TEXT SECTION:
┌──
5 Common Misconceptions about AI

In recent years I have ran into a number of misconceptions regarding AI, and sometimes when discussing AI with people from outside the field, I feel like we are talking about two different topics. This article is an attempt at clarifying what AI practitioners mean by AI, and where it is in its current state.
The first misconception has to do with Artificial General Intelligence, or AGI:

  1. Applied AI systems are just limited versions of AGI

Despite what many think,the state of the art in AI is still far behind human intelligence. Artificial General Intelligence, i.e. AGI, has been the motivating fuel for all AI scientists from Turing to today. Somewhat analogous to Alchemy, the eternal quest for AGI that replicates and exceeds human intelligence has resulted in the creation of many techniques and scientific breakthroughs. AGI has helped us understand facets of human and natural intelligence, and as a result, we’ve built  effective algorithms inspired by our understanding and models of them.
However, when it comes to practical applications of AI, AI practitioners do not necessarily restrict themselves to pure models of human decision making, learning, and problem solving. Rather, in the interest of solving the problem and achieving acceptable performance, AI practitioners often do what it takes to build practical systems. At the heart of the algorithmic breakthroughs that resulted in Deep Learning systems, for instance, is a technique called back-propagation. This technique, however, is not how the brain builds models of the world. This brings us to the next misconception:

  1. There is a one-size-fits-all AI solution.
└──
DATASET ENTRIES:
┌──
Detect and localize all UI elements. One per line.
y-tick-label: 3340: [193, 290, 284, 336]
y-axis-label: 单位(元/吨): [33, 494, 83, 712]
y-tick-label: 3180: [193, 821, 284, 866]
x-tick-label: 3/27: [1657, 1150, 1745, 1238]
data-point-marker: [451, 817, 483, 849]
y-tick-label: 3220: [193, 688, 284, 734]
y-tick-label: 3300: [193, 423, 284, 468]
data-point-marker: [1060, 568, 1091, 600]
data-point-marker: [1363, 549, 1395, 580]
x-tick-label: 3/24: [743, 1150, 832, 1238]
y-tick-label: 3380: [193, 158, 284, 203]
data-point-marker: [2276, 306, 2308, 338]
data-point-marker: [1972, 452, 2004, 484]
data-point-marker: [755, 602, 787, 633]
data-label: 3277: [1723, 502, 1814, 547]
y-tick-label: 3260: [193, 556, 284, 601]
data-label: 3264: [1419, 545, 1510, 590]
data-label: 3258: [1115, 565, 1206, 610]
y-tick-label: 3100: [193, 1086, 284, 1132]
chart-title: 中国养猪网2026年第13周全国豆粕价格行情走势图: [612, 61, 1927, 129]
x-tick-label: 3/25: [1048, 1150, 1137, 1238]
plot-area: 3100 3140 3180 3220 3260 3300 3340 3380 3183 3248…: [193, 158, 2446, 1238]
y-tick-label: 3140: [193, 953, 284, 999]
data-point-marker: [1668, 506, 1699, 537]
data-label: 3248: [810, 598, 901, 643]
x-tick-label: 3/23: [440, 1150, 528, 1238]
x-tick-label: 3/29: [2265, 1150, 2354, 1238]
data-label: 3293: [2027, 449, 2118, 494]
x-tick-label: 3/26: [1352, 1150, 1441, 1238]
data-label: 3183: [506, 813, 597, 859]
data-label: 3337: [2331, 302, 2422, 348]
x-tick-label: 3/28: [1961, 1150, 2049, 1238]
└──
TASKS TO PERFORM:
A – In the AI misconceptions article, what technique lies at the heart of the algorithmic breakthroughs that resulted in Deep Learning systems?
B – Please copy the AI misconceptions article word for word from "In recent years" to "its current state.".

LIST OF SOLUTIONS:
A – Back-propagation.

B –
In recent years I have ran into a number of misconceptions regarding AI, and sometimes when discussing AI with people from outside the field, I feel like we are talking about two different topics. This article is an attempt at clarifying what AI practitioners mean by AI, and where it is in its current state.